Set task: Write out all of the entries exactly as given.

Data listing:
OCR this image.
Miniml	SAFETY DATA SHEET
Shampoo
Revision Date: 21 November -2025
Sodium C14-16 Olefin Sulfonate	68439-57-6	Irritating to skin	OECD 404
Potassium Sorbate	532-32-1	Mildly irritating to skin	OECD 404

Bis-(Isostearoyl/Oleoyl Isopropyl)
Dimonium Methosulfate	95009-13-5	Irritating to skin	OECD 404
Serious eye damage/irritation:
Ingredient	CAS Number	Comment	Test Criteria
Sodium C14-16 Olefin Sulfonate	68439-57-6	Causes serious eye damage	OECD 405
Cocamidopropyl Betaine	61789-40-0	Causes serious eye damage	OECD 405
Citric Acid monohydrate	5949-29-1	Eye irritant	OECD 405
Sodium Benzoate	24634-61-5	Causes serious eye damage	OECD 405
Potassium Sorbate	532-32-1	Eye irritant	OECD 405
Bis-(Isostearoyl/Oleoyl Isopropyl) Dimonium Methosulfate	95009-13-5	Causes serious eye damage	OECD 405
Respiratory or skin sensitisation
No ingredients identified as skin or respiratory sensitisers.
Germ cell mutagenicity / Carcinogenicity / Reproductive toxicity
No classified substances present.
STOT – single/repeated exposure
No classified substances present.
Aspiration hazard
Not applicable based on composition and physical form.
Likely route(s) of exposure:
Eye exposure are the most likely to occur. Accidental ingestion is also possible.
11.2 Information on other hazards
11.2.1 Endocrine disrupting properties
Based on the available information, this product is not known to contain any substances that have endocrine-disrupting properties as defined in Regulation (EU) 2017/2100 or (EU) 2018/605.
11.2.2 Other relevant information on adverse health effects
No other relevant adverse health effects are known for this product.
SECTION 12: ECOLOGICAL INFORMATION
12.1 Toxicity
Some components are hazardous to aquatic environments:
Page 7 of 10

Completed task:
OCR this image.
Miniml	SAFETY DATA SHEET
Shampoo
Revision Date: 21 November -2025
Sodium C14-16 Olefin Sulfonate	68439-57-6	Irritating to skin	OECD 404
Potassium Sorbate	532-32-1	Mildly irritating to skin	OECD 404

Bis-(Isostearoyl/Oleoyl Isopropyl)
Dimonium Methosulfate	95009-13-5	Irritating to skin	OECD 404
Serious eye damage/irritation:
Ingredient	CAS Number	Comment	Test Criteria
Sodium C14-16 Olefin Sulfonate	68439-57-6	Causes serious eye damage	OECD 405
Cocamidopropyl Betaine	61789-40-0	Causes serious eye damage	OECD 405
Citric Acid monohydrate	5949-29-1	Eye irritant	OECD 405
Sodium Benzoate	24634-61-5	Causes serious eye damage	OECD 405
Potassium Sorbate	532-32-1	Eye irritant	OECD 405
Bis-(Isostearoyl/Oleoyl Isopropyl) Dimonium Methosulfate	95009-13-5	Causes serious eye damage	OECD 405
Respiratory or skin sensitisation
No ingredients identified as skin or respiratory sensitisers.
Germ cell mutagenicity / Carcinogenicity / Reproductive toxicity
No classified substances present.
STOT – single/repeated exposure
No classified substances present.
Aspiration hazard
Not applicable based on composition and physical form.
Likely route(s) of exposure:
Eye exposure are the most likely to occur. Accidental ingestion is also possible.
11.2 Information on other hazards
11.2.1 Endocrine disrupting properties
Based on the available information, this product is not known to contain any substances that have endocrine-disrupting properties as defined in Regulation (EU) 2017/2100 or (EU) 2018/605.
11.2.2 Other relevant information on adverse health effects
No other relevant adverse health effects are known for this product.
SECTION 12: ECOLOGICAL INFORMATION
12.1 Toxicity
Some components are hazardous to aquatic environments:
Page 7 of 10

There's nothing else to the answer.